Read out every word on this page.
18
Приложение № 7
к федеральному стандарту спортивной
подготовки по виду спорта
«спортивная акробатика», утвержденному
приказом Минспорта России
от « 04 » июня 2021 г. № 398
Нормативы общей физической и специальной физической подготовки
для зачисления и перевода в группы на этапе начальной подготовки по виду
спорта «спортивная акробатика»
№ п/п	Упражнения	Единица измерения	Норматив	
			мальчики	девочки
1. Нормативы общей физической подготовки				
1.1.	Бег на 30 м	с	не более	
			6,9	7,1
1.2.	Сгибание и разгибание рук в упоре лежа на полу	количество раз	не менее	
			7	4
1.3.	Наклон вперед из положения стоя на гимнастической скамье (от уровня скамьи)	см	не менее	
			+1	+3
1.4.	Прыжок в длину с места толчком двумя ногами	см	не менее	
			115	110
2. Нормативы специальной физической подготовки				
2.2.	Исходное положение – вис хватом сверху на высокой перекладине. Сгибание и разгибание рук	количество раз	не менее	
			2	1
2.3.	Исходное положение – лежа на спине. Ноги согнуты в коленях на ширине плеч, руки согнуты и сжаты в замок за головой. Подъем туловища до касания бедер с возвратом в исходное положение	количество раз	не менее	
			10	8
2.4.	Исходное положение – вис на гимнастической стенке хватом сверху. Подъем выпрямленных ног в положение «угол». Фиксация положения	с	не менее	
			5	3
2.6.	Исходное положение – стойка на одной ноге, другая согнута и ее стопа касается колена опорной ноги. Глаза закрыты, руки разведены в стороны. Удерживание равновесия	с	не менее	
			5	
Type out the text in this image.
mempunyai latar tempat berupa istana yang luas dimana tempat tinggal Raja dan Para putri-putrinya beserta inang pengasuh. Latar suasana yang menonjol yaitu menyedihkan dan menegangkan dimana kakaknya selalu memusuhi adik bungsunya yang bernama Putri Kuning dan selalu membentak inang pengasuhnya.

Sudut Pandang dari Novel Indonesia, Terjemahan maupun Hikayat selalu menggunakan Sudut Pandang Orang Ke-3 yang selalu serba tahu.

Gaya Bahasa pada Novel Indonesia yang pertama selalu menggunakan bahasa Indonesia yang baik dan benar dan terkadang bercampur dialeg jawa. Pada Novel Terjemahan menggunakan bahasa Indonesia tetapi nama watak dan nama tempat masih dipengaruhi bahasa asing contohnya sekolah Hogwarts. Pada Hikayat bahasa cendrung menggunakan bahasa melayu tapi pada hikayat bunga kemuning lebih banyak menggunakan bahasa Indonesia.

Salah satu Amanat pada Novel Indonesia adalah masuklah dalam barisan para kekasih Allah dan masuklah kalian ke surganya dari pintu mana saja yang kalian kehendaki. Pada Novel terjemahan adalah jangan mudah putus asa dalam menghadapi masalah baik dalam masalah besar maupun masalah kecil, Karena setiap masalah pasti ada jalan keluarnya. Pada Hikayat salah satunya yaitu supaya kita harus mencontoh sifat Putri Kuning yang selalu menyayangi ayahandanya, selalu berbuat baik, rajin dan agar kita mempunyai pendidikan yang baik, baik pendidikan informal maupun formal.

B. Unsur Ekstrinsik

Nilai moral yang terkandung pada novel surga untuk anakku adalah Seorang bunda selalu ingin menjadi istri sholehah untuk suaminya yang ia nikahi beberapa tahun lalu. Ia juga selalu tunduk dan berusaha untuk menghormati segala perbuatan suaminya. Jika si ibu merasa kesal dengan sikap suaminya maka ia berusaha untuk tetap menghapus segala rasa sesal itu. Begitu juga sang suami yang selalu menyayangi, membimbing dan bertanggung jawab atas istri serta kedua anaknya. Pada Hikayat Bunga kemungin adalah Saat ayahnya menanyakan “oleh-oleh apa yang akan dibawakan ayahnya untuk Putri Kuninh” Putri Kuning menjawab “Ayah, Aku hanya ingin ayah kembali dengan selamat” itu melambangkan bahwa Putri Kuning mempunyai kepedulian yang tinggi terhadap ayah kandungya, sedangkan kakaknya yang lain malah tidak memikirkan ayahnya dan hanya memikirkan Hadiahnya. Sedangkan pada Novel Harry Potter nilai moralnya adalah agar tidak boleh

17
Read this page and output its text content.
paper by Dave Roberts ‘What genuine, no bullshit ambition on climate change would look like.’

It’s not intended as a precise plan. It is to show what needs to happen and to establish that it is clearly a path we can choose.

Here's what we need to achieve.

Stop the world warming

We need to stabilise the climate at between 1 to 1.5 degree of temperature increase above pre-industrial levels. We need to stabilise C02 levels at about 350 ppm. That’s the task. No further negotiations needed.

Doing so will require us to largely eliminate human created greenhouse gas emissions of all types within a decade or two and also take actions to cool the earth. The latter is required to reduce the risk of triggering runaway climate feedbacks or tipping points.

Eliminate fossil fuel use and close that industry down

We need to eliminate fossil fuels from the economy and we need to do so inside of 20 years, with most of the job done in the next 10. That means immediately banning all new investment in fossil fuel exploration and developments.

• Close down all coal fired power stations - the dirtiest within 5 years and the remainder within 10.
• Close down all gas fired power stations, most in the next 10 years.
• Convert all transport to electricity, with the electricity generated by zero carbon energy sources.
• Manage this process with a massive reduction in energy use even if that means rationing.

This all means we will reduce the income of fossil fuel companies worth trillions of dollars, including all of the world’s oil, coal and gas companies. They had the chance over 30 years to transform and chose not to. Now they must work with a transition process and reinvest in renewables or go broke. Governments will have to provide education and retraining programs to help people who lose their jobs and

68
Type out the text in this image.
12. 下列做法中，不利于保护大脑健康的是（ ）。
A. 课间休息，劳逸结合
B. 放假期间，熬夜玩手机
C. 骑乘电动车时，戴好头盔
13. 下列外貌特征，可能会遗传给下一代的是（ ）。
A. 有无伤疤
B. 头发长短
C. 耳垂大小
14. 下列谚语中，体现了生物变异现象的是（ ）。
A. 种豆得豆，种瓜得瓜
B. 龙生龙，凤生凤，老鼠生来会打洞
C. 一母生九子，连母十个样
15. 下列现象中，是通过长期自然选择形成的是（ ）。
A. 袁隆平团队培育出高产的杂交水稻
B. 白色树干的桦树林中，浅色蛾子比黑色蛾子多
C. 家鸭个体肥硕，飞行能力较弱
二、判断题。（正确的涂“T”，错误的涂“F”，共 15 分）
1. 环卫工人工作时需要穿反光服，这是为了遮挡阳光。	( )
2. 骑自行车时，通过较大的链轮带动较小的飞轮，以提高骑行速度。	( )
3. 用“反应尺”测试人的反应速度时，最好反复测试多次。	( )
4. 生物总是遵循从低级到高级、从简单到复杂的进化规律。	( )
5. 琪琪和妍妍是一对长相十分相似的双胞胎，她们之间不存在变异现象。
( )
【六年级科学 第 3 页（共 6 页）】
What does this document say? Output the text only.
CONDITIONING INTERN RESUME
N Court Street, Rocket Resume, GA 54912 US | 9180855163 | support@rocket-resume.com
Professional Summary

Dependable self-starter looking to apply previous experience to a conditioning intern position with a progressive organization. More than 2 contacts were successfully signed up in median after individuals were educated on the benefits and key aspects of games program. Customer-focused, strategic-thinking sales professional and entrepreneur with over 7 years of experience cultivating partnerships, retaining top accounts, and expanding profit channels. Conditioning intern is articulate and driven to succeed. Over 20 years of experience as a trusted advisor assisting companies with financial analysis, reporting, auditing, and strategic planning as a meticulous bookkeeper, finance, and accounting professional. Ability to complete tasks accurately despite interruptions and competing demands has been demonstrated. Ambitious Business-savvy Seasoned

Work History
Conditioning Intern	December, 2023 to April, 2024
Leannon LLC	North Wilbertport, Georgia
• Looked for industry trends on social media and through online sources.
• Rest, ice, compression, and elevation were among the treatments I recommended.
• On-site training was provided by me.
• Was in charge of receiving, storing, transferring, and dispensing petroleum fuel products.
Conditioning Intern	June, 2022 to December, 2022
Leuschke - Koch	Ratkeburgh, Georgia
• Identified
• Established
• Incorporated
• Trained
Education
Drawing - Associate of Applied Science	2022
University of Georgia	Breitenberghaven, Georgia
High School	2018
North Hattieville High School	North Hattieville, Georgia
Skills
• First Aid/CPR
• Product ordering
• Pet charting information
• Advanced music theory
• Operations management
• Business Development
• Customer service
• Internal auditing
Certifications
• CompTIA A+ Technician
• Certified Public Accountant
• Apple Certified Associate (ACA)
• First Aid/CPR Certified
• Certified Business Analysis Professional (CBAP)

**The exercise**: Using the records above, select and copy every line that has the word "next".

**Written reply**:
We need to eliminate fossil fuels from the economy and we need to do so inside of 20 years, with most of the job done in the next 10. That means immediately banning all new investment in fossil fuel exploration and developments.
• Close down all gas fired power stations, most in the next 10 years.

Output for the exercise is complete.